Rows from a layout dataset:
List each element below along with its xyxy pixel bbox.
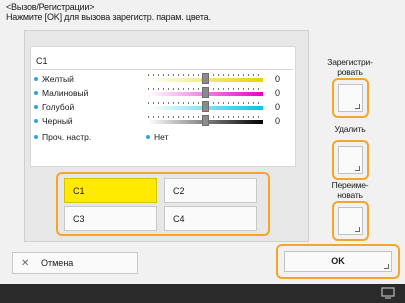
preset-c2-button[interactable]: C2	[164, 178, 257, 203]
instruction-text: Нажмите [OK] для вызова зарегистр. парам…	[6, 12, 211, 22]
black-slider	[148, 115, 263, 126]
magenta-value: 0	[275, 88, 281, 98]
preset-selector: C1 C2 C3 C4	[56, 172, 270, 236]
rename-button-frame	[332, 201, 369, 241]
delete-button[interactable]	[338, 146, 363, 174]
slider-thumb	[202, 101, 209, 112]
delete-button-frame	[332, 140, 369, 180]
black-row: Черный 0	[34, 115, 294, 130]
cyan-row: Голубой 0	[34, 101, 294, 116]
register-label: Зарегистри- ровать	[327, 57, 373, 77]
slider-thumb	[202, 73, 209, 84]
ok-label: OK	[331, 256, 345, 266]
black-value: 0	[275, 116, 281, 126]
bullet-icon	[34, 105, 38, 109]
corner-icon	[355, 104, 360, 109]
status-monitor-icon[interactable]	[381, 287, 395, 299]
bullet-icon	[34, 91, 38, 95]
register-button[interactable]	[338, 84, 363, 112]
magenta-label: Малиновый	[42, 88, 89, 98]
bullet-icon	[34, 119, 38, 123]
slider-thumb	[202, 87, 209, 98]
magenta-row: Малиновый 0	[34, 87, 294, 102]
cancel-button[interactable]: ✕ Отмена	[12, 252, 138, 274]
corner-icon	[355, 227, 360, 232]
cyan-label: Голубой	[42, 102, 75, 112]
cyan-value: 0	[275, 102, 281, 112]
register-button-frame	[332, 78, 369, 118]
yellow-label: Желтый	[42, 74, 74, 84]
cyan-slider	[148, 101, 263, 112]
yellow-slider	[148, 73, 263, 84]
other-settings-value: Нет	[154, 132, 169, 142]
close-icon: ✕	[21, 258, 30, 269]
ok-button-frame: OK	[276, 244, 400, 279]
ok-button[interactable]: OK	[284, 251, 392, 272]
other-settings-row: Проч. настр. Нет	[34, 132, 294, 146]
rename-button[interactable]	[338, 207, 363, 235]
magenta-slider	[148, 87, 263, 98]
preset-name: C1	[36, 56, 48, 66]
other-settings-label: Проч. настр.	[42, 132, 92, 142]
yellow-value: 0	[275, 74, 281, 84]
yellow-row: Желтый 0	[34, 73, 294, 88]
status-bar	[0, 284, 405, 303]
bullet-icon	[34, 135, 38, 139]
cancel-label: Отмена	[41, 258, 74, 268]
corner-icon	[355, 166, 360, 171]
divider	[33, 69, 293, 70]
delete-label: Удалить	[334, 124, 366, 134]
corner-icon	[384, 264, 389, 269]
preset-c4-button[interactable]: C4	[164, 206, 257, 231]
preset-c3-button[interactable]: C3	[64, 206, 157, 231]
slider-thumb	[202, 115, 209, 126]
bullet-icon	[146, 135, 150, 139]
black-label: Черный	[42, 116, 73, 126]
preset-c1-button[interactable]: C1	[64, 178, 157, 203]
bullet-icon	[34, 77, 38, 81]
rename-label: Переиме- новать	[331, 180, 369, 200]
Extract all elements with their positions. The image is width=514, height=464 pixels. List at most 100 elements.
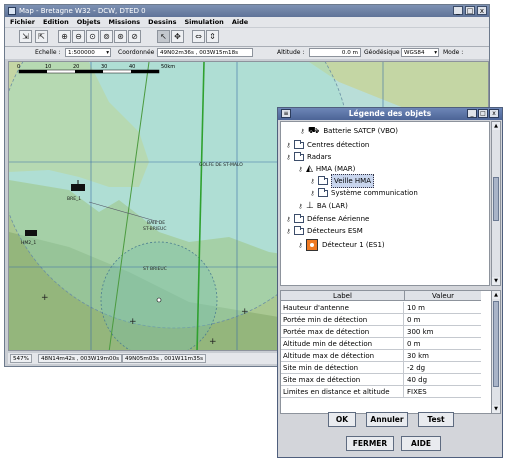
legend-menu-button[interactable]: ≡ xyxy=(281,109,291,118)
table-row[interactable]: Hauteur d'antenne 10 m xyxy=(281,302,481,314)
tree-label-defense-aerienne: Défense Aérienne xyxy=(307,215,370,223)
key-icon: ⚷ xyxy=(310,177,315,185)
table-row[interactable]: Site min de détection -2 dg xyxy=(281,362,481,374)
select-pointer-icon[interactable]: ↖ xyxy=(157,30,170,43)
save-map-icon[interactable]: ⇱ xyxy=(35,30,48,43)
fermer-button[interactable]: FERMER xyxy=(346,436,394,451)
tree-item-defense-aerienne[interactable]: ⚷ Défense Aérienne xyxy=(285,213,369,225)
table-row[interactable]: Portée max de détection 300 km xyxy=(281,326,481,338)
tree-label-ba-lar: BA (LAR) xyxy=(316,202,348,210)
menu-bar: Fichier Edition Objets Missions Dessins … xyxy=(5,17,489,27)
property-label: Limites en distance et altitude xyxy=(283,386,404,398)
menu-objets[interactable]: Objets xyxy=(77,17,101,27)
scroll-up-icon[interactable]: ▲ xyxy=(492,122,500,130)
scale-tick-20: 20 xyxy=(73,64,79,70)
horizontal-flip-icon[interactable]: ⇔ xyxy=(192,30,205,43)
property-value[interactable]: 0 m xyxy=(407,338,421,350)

#### EXERCISE TASK
Copy the lines of the listing verbatim, from the line containing "178, 257, 203]" through the line containing "84, 363, 112]", with both of those lines included.

#### FINISHED TASK
preset-c2-button[interactable]: C2	[164, 178, 257, 203]
instruction-text: Нажмите [OK] для вызова зарегистр. парам…	[6, 12, 211, 22]
black-slider	[148, 115, 263, 126]
magenta-value: 0	[275, 88, 281, 98]
preset-selector: C1 C2 C3 C4	[56, 172, 270, 236]
rename-button-frame	[332, 201, 369, 241]
delete-button[interactable]	[338, 146, 363, 174]
slider-thumb	[202, 101, 209, 112]
delete-button-frame	[332, 140, 369, 180]
black-row: Черный 0	[34, 115, 294, 130]
cyan-row: Голубой 0	[34, 101, 294, 116]
register-label: Зарегистри- ровать	[327, 57, 373, 77]
slider-thumb	[202, 73, 209, 84]
ok-label: OK	[331, 256, 345, 266]
black-value: 0	[275, 116, 281, 126]
bullet-icon	[34, 105, 38, 109]
corner-icon	[355, 104, 360, 109]
status-monitor-icon[interactable]	[381, 287, 395, 299]
bullet-icon	[34, 91, 38, 95]
register-button[interactable]	[338, 84, 363, 112]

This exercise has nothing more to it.